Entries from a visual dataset

# # # #

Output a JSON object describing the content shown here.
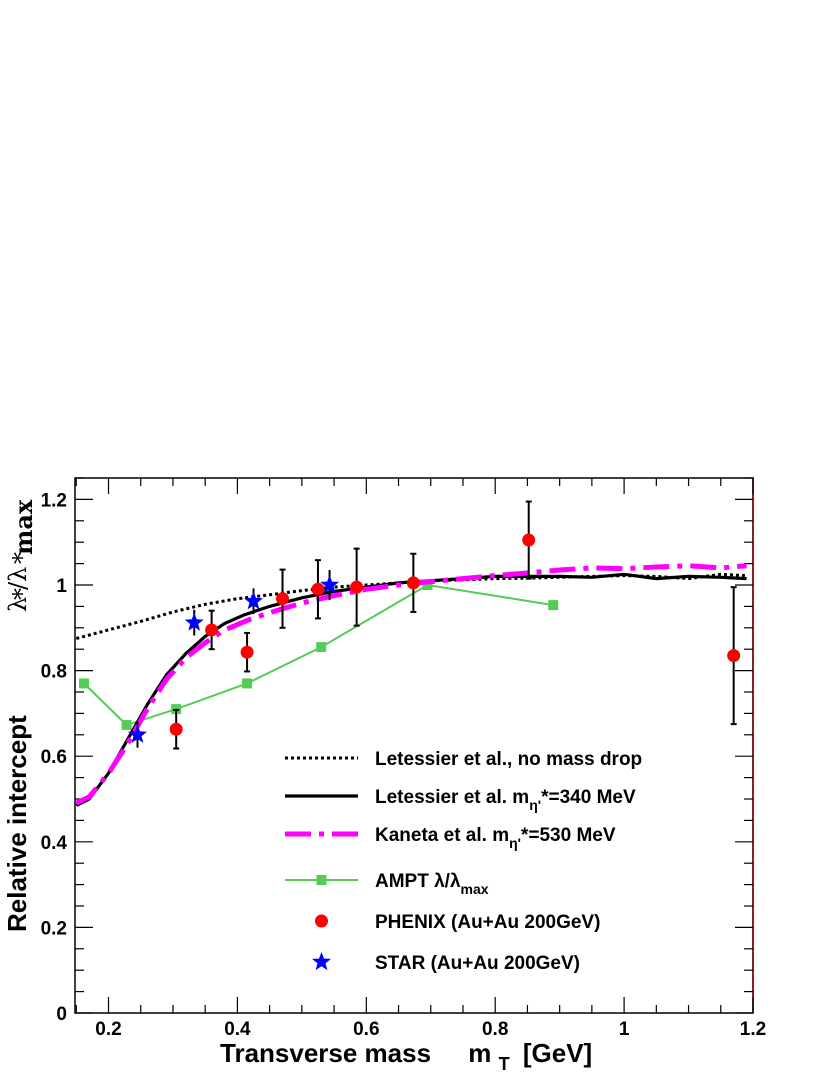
{
  "chart_data": {
    "type": "line",
    "xlabel": "Transverse mass",
    "xlabel_symbol": "m",
    "xlabel_sub": "T",
    "xlabel_unit": "[GeV]",
    "ylabel": "Relative intercept",
    "ylabel_frac": "λ*/λ*max",
    "xlim": [
      0.148,
      1.2
    ],
    "ylim": [
      0,
      1.25
    ],
    "x_ticks": [
      "0.2",
      "0.4",
      "0.6",
      "0.8",
      "1",
      "1.2"
    ],
    "y_ticks": [
      "0",
      "0.2",
      "0.4",
      "0.6",
      "0.8",
      "1",
      "1.2"
    ],
    "x_tick_values": [
      0.2,
      0.4,
      0.6,
      0.8,
      1.0,
      1.2
    ],
    "y_tick_values": [
      0,
      0.2,
      0.4,
      0.6,
      0.8,
      1.0,
      1.2
    ],
    "legend_position": "bottom-center",
    "series": [
      {
        "name": "Letessier et al., no mass drop",
        "style": "dotted",
        "color": "#000000",
        "x": [
          0.15,
          0.2,
          0.25,
          0.3,
          0.35,
          0.4,
          0.45,
          0.5,
          0.55,
          0.6,
          0.65,
          0.7,
          0.75,
          0.8,
          0.85,
          0.9,
          0.95,
          1.0,
          1.05,
          1.1,
          1.15,
          1.19
        ],
        "y": [
          0.875,
          0.895,
          0.915,
          0.937,
          0.955,
          0.968,
          0.977,
          0.987,
          0.995,
          1.0,
          1.005,
          1.01,
          1.012,
          1.015,
          1.016,
          1.018,
          1.02,
          1.022,
          1.02,
          1.015,
          1.025,
          1.022
        ]
      },
      {
        "name": "Letessier et al. mη'*=340 MeV",
        "style": "solid",
        "color": "#000000",
        "x": [
          0.15,
          0.17,
          0.2,
          0.23,
          0.26,
          0.29,
          0.32,
          0.35,
          0.38,
          0.41,
          0.45,
          0.5,
          0.55,
          0.6,
          0.65,
          0.7,
          0.75,
          0.8,
          0.85,
          0.9,
          0.95,
          1.0,
          1.05,
          1.1,
          1.15,
          1.19
        ],
        "y": [
          0.485,
          0.5,
          0.56,
          0.64,
          0.72,
          0.79,
          0.84,
          0.88,
          0.91,
          0.93,
          0.95,
          0.97,
          0.985,
          0.995,
          1.005,
          1.01,
          1.015,
          1.02,
          1.02,
          1.02,
          1.018,
          1.025,
          1.015,
          1.02,
          1.018,
          1.015
        ]
      },
      {
        "name": "Kaneta et al. mη'*=530 MeV",
        "style": "dashdot",
        "color": "#ff00ff",
        "x": [
          0.15,
          0.17,
          0.2,
          0.23,
          0.26,
          0.29,
          0.32,
          0.35,
          0.38,
          0.42,
          0.46,
          0.5,
          0.55,
          0.6,
          0.65,
          0.7,
          0.75,
          0.8,
          0.85,
          0.9,
          0.95,
          1.0,
          1.05,
          1.1,
          1.15,
          1.19
        ],
        "y": [
          0.49,
          0.505,
          0.56,
          0.63,
          0.71,
          0.78,
          0.83,
          0.865,
          0.895,
          0.92,
          0.94,
          0.958,
          0.975,
          0.99,
          1.0,
          1.008,
          1.015,
          1.022,
          1.028,
          1.035,
          1.04,
          1.038,
          1.042,
          1.045,
          1.04,
          1.045
        ]
      },
      {
        "name": "AMPT λ/λmax",
        "style": "line-marker",
        "color": "#55cc55",
        "x": [
          0.162,
          0.228,
          0.305,
          0.415,
          0.53,
          0.695,
          0.89
        ],
        "y": [
          0.77,
          0.673,
          0.71,
          0.77,
          0.855,
          1.0,
          0.953
        ]
      },
      {
        "name": "PHENIX (Au+Au 200GeV)",
        "style": "points-circle",
        "color": "#ff0000",
        "x": [
          0.305,
          0.36,
          0.415,
          0.47,
          0.525,
          0.585,
          0.673,
          0.852,
          1.17
        ],
        "y": [
          0.663,
          0.895,
          0.843,
          0.968,
          0.99,
          0.995,
          1.005,
          1.105,
          0.835
        ],
        "yerr": [
          0.045,
          0.045,
          0.045,
          0.068,
          0.068,
          0.09,
          0.068,
          0.09,
          0.16
        ]
      },
      {
        "name": "STAR (Au+Au 200GeV)",
        "style": "points-star",
        "color": "#0000ff",
        "x": [
          0.245,
          0.333,
          0.425,
          0.543
        ],
        "y": [
          0.65,
          0.912,
          0.962,
          1.0
        ],
        "yerr": [
          0.03,
          0.03,
          0.03,
          0.035
        ]
      }
    ]
  },
  "legend": {
    "items": [
      {
        "label": "Letessier et al., no mass drop"
      },
      {
        "label": "Letessier et al. m",
        "sub": "η'",
        "rest": "*=340 MeV"
      },
      {
        "label": "Kaneta et al. m",
        "sub": "η'",
        "rest": "*=530 MeV"
      },
      {
        "label": "AMPT λ/λ",
        "sub": "max",
        "rest": ""
      },
      {
        "label": "PHENIX (Au+Au 200GeV)"
      },
      {
        "label": "STAR (Au+Au 200GeV)"
      }
    ]
  }
}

# # # #

Task brief:
Quote all the lines above exactly as given. Do not include the pictures.

Correct answer:
Output a JSON object describing the content shown here.
{
  "chart_data": {
    "type": "line",
    "xlabel": "Transverse mass",
    "xlabel_symbol": "m",
    "xlabel_sub": "T",
    "xlabel_unit": "[GeV]",
    "ylabel": "Relative intercept",
    "ylabel_frac": "λ*/λ*max",
    "xlim": [
      0.148,
      1.2
    ],
    "ylim": [
      0,
      1.25
    ],
    "x_ticks": [
      "0.2",
      "0.4",
      "0.6",
      "0.8",
      "1",
      "1.2"
    ],
    "y_ticks": [
      "0",
      "0.2",
      "0.4",
      "0.6",
      "0.8",
      "1",
      "1.2"
    ],
    "x_tick_values": [
      0.2,
      0.4,
      0.6,
      0.8,
      1.0,
      1.2
    ],
    "y_tick_values": [
      0,
      0.2,
      0.4,
      0.6,
      0.8,
      1.0,
      1.2
    ],
    "legend_position": "bottom-center",
    "series": [
      {
        "name": "Letessier et al., no mass drop",
        "style": "dotted",
        "color": "#000000",
        "x": [
          0.15,
          0.2,
          0.25,
          0.3,
          0.35,
          0.4,
          0.45,
          0.5,
          0.55,
          0.6,
          0.65,
          0.7,
          0.75,
          0.8,
          0.85,
          0.9,
          0.95,
          1.0,
          1.05,
          1.1,
          1.15,
          1.19
        ],
        "y": [
          0.875,
          0.895,
          0.915,
          0.937,
          0.955,
          0.968,
          0.977,
          0.987,
          0.995,
          1.0,
          1.005,
          1.01,
          1.012,
          1.015,
          1.016,
          1.018,
          1.02,
          1.022,
          1.02,
          1.015,
          1.025,
          1.022
        ]
      },
      {
        "name": "Letessier et al. mη'*=340 MeV",
        "style": "solid",
        "color": "#000000",
        "x": [
          0.15,
          0.17,
          0.2,
          0.23,
          0.26,
          0.29,
          0.32,
          0.35,
          0.38,
          0.41,
          0.45,
          0.5,
          0.55,
          0.6,
          0.65,
          0.7,
          0.75,
          0.8,
          0.85,
          0.9,
          0.95,
          1.0,
          1.05,
          1.1,
          1.15,
          1.19
        ],
        "y": [
          0.485,
          0.5,
          0.56,
          0.64,
          0.72,
          0.79,
          0.84,
          0.88,
          0.91,
          0.93,
          0.95,
          0.97,
          0.985,
          0.995,
          1.005,
          1.01,
          1.015,
          1.02,
          1.02,
          1.02,
          1.018,
          1.025,
          1.015,
          1.02,
          1.018,
          1.015
        ]
      },
      {
        "name": "Kaneta et al. mη'*=530 MeV",
        "style": "dashdot",
        "color": "#ff00ff",
        "x": [
          0.15,
          0.17,
          0.2,
          0.23,
          0.26,
          0.29,
          0.32,
          0.35,
          0.38,
          0.42,
          0.46,
          0.5,
          0.55,
          0.6,
          0.65,
          0.7,
          0.75,
          0.8,
          0.85,
          0.9,
          0.95,
          1.0,
          1.05,
          1.1,
          1.15,
          1.19
        ],
        "y": [
          0.49,
          0.505,
          0.56,
          0.63,
          0.71,
          0.78,
          0.83,
          0.865,
          0.895,
          0.92,
          0.94,
          0.958,
          0.975,
          0.99,
          1.0,
          1.008,
          1.015,
          1.022,
          1.028,
          1.035,
          1.04,
          1.038,
          1.042,
          1.045,
          1.04,
          1.045
        ]
      },
      {
        "name": "AMPT λ/λmax",
        "style": "line-marker",
        "color": "#55cc55",
        "x": [
          0.162,
          0.228,
          0.305,
          0.415,
          0.53,
          0.695,
          0.89
        ],
        "y": [
          0.77,
          0.673,
          0.71,
          0.77,
          0.855,
          1.0,
          0.953
        ]
      },
      {
        "name": "PHENIX (Au+Au 200GeV)",
        "style": "points-circle",
        "color": "#ff0000",
        "x": [
          0.305,
          0.36,
          0.415,
          0.47,
          0.525,
          0.585,
          0.673,
          0.852,
          1.17
        ],
        "y": [
          0.663,
          0.895,
          0.843,
          0.968,
          0.99,
          0.995,
          1.005,
          1.105,
          0.835
        ],
        "yerr": [
          0.045,
          0.045,
          0.045,
          0.068,
          0.068,
          0.09,
          0.068,
          0.09,
          0.16
        ]
      },
      {
        "name": "STAR (Au+Au 200GeV)",
        "style": "points-star",
        "color": "#0000ff",
        "x": [
          0.245,
          0.333,
          0.425,
          0.543
        ],
        "y": [
          0.65,
          0.912,
          0.962,
          1.0
        ],
        "yerr": [
          0.03,
          0.03,
          0.03,
          0.035
        ]
      }
    ]
  },
  "legend": {
    "items": [
      {
        "label": "Letessier et al., no mass drop"
      },
      {
        "label": "Letessier et al. m",
        "sub": "η'",
        "rest": "*=340 MeV"
      },
      {
        "label": "Kaneta et al. m",
        "sub": "η'",
        "rest": "*=530 MeV"
      },
      {
        "label": "AMPT λ/λ",
        "sub": "max",
        "rest": ""
      },
      {
        "label": "PHENIX (Au+Au 200GeV)"
      },
      {
        "label": "STAR (Au+Au 200GeV)"
      }
    ]
  }
}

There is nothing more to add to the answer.